Copy every line from the data below in which the string "this" can be found.
====== Material shown ======
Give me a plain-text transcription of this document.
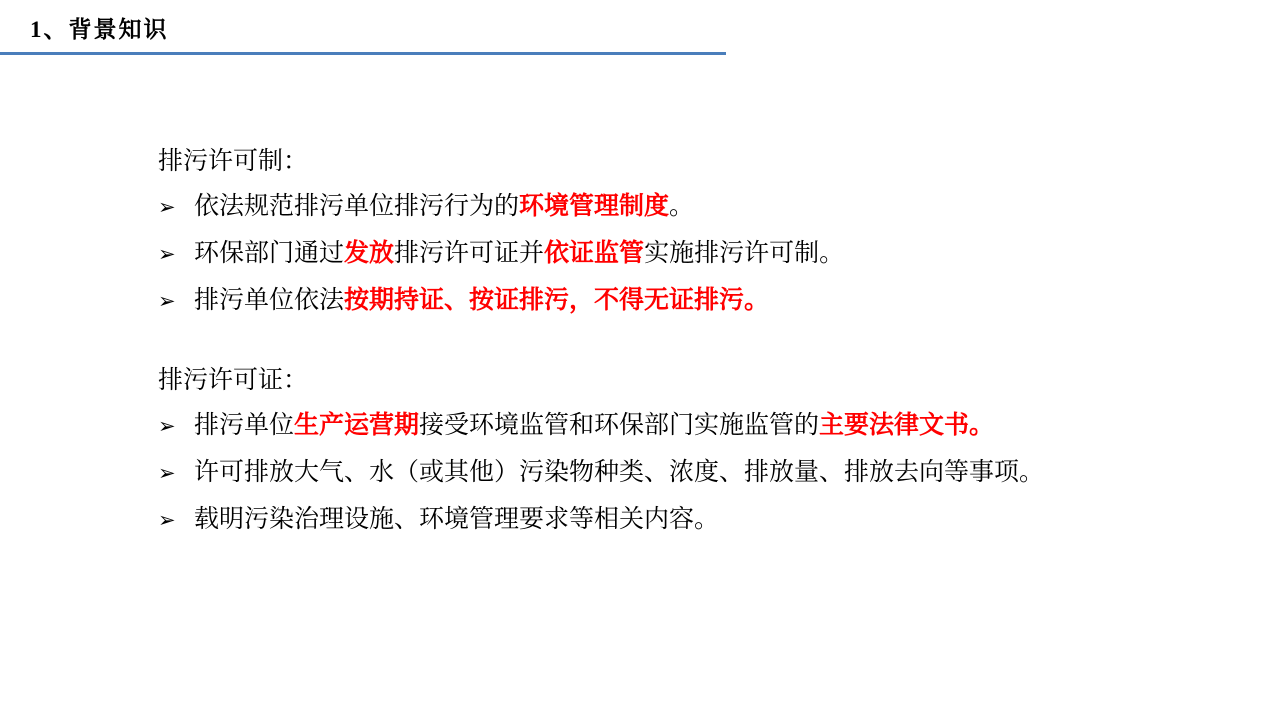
1、背景知识
排污许可制：
➢ 依法规范排污单位排污行为的环境管理制度。
➢ 环保部门通过发放排污许可证并依证监管实施排污许可制。
➢ 排污单位依法按期持证、按证排污，不得无证排污。
排污许可证：
➢ 排污单位生产运营期接受环境监管和环保部门实施监管的主要法律文书。
➢ 许可排放大气、水（或其他）污染物种类、浓度、排放量、排放去向等事项。
➢ 载明污染治理设施、环境管理要求等相关内容。
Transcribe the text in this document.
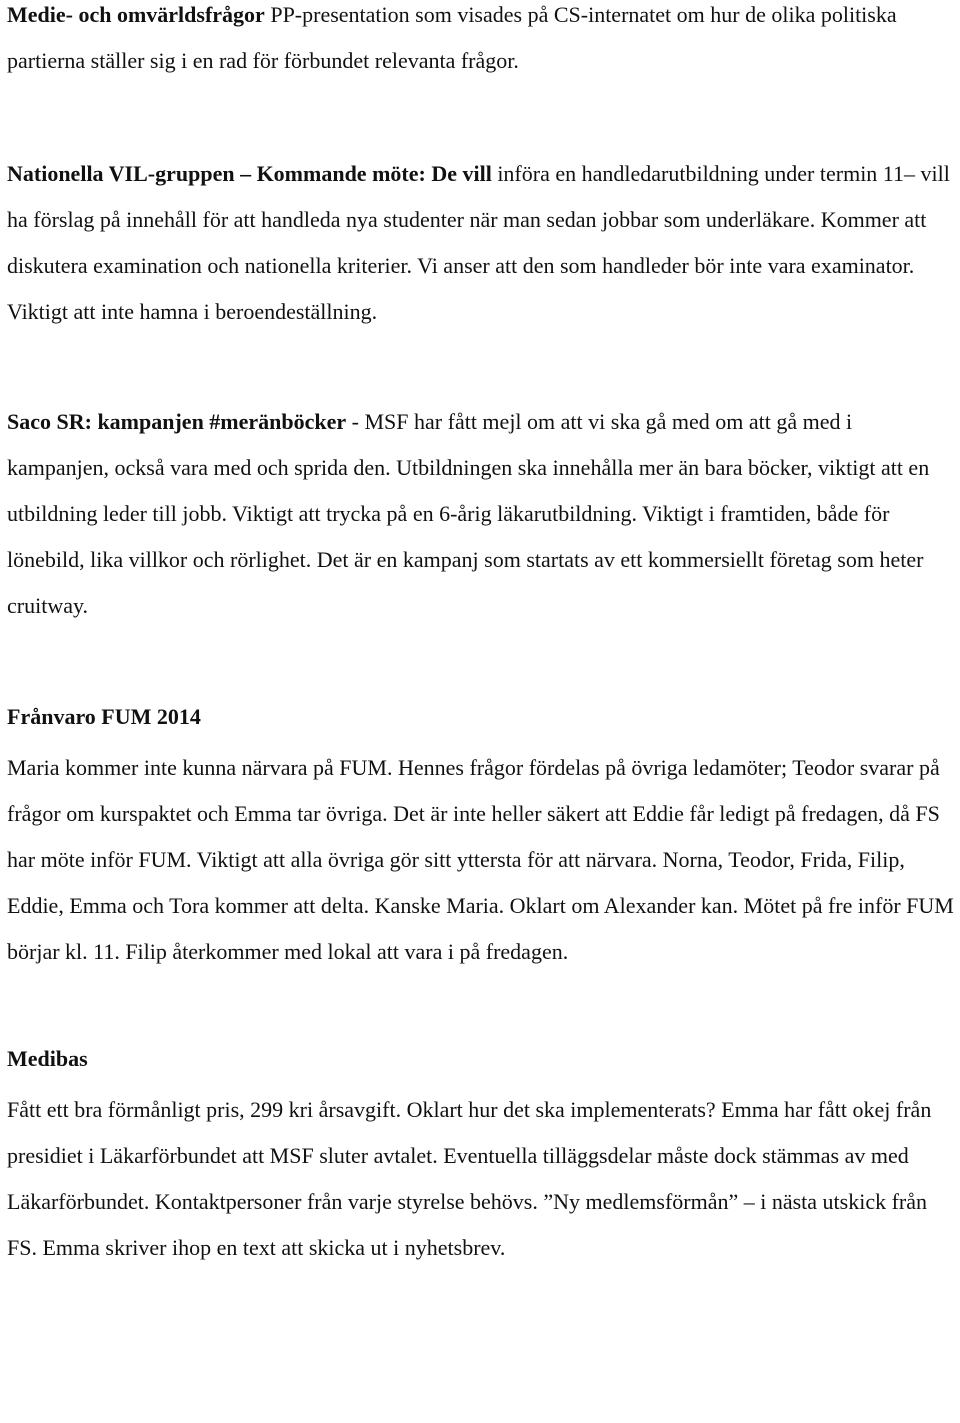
Medie- och omvärldsfrågor PP-presentation som visades på CS-internatet om hur de olika politiska partierna ställer sig i en rad för förbundet relevanta frågor.

Nationella VIL-gruppen – Kommande möte: De vill införa en handledarutbildning under termin 11– vill ha förslag på innehåll för att handleda nya studenter när man sedan jobbar som underläkare. Kommer att diskutera examination och nationella kriterier. Vi anser att den som handleder bör inte vara examinator. Viktigt att inte hamna i beroendeställning.

Saco SR: kampanjen #meränböcker - MSF har fått mejl om att vi ska gå med om att gå med i kampanjen, också vara med och sprida den. Utbildningen ska innehålla mer än bara böcker, viktigt att en utbildning leder till jobb. Viktigt att trycka på en 6-årig läkarutbildning. Viktigt i framtiden, både för lönebild, lika villkor och rörlighet. Det är en kampanj som startats av ett kommersiellt företag som heter cruitway.

Frånvaro FUM 2014

Maria kommer inte kunna närvara på FUM. Hennes frågor fördelas på övriga ledamöter; Teodor svarar på frågor om kurspaktet och Emma tar övriga. Det är inte heller säkert att Eddie får ledigt på fredagen, då FS har möte inför FUM. Viktigt att alla övriga gör sitt yttersta för att närvara. Norna, Teodor, Frida, Filip, Eddie, Emma och Tora kommer att delta. Kanske Maria. Oklart om Alexander kan. Mötet på fre inför FUM börjar kl. 11. Filip återkommer med lokal att vara i på fredagen.

Medibas

Fått ett bra förmånligt pris, 299 kri årsavgift. Oklart hur det ska implementerats? Emma har fått okej från presidiet i Läkarförbundet att MSF sluter avtalet. Eventuella tilläggsdelar måste dock stämmas av med Läkarförbundet. Kontaktpersoner från varje styrelse behövs. ”Ny medlemsförmån” – i nästa utskick från FS. Emma skriver ihop en text att skicka ut i nyhetsbrev.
======
Reply to the task -
Give me a plain-text transcription of this document.
Transcribe the text in this document.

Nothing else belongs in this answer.